* MATERIAL SHOWN:
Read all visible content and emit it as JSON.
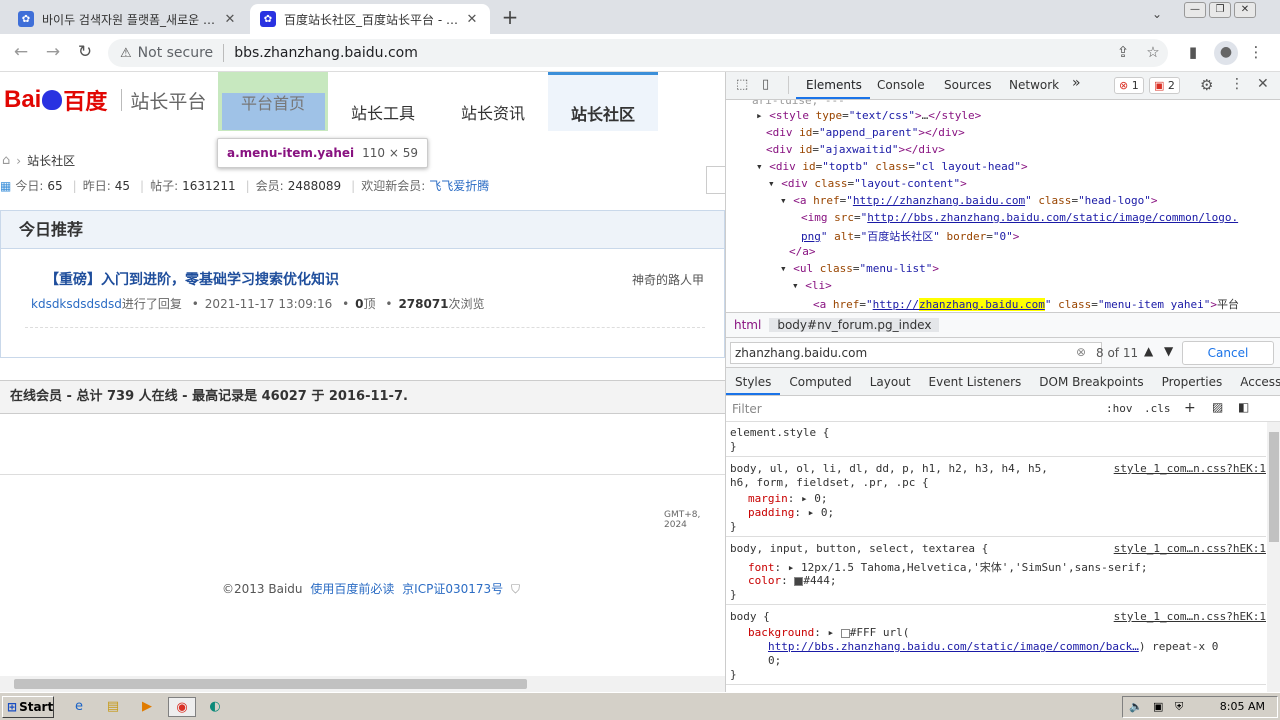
{
  "browser": {
    "tabs": [
      {
        "title": "바이두 검색자원 플랫폼_새로운 검색",
        "favicon": "paw-icon"
      },
      {
        "title": "百度站长社区_百度站长平台 - Powe",
        "favicon": "paw-icon"
      }
    ],
    "address": {
      "security": "Not secure",
      "url": "bbs.zhanzhang.baidu.com"
    }
  },
  "page": {
    "logo": {
      "bai": "Bai",
      "du": "百度",
      "subtitle": "站长平台"
    },
    "menu": [
      "平台首页",
      "站长工具",
      "站长资讯",
      "站长社区"
    ],
    "tooltip": {
      "selector": "a.menu-item.yahei",
      "size": "110 × 59"
    },
    "breadcrumb": "站长社区",
    "stats": {
      "today_label": "今日:",
      "today": "65",
      "yesterday_label": "昨日:",
      "yesterday": "45",
      "posts_label": "帖子:",
      "posts": "1631211",
      "members_label": "会员:",
      "members": "2488089",
      "welcome_label": "欢迎新会员:",
      "new_member": "飞飞爱折腾"
    },
    "recommend": {
      "heading": "今日推荐",
      "title": "【重磅】入门到进阶，零基础学习搜索优化知识",
      "author": "神奇的路人甲",
      "replier": "kdsdksdsdsdsd",
      "reply_text": "进行了回复",
      "datetime": "2021-11-17 13:09:16",
      "likes": "0",
      "likes_unit": "顶",
      "views": "278071",
      "views_unit": "次浏览"
    },
    "online": "在线会员 - 总计 739 人在线 - 最高记录是 46027 于 2016-11-7.",
    "gmt": "GMT+8, 2024",
    "footer": {
      "copy": "©2013 Baidu",
      "link1": "使用百度前必读",
      "link2": "京ICP证030173号"
    }
  },
  "devtools": {
    "tabs": [
      "Elements",
      "Console",
      "Sources",
      "Network"
    ],
    "errors": "1",
    "issues": "2",
    "breadcrumb": [
      "html",
      "body#nv_forum.pg_index"
    ],
    "find": {
      "query": "zhanzhang.baidu.com",
      "count": "8 of 11",
      "cancel": "Cancel"
    },
    "style_tabs": [
      "Styles",
      "Computed",
      "Layout",
      "Event Listeners",
      "DOM Breakpoints",
      "Properties",
      "Accessibility"
    ],
    "filter_placeholder": "Filter",
    "hov": ":hov",
    "cls": ".cls",
    "src": "style_1_com…n.css?hEK:1"
  },
  "taskbar": {
    "start": "Start",
    "time": "8:05 AM"
  },
  "colors": {
    "accent": "#1a73e8",
    "baidu_red": "#e10602",
    "link": "#2b6cc4"
  }
}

* TASK REQUIREMENTS: Which lines in the data above contain "zhanzhang"? Show each one.

* FINISHED EXERCISE:
      "url": "bbs.zhanzhang.baidu.com"
      "query": "zhanzhang.baidu.com",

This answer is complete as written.